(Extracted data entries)
--*--
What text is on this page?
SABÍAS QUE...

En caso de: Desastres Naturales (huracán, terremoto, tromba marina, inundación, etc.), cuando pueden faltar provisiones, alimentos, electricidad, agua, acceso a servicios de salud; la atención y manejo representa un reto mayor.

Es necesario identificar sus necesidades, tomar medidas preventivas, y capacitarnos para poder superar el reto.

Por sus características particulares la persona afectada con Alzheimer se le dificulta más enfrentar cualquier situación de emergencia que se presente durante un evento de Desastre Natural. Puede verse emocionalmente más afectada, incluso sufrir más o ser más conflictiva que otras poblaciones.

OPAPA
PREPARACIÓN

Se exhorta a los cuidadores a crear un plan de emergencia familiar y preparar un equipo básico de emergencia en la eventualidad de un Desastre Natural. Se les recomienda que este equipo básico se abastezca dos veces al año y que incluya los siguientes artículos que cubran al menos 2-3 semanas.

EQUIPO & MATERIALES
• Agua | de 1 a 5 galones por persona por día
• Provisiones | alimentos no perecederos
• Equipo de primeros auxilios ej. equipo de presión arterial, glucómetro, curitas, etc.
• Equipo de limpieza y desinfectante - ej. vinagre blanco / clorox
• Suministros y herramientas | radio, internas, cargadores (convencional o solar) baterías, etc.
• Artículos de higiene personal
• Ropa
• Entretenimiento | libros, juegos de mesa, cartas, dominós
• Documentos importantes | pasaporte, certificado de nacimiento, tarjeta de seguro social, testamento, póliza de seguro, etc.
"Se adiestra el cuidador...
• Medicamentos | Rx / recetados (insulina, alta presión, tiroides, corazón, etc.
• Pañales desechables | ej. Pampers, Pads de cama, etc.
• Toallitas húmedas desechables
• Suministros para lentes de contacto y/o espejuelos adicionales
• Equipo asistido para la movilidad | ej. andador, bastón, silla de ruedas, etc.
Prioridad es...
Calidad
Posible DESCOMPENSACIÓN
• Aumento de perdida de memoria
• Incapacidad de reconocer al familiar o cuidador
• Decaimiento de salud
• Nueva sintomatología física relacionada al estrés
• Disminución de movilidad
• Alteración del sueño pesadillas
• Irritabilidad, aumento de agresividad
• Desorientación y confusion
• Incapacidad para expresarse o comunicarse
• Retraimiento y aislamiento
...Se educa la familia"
--*--
Given request:
Where a line above contains the word "Suministros", copy that line.

Written solution:
• Suministros y herramientas | radio, internas, cargadores (convencional o solar) baterías, etc.
• Suministros para lentes de contacto y/o espejuelos adicionales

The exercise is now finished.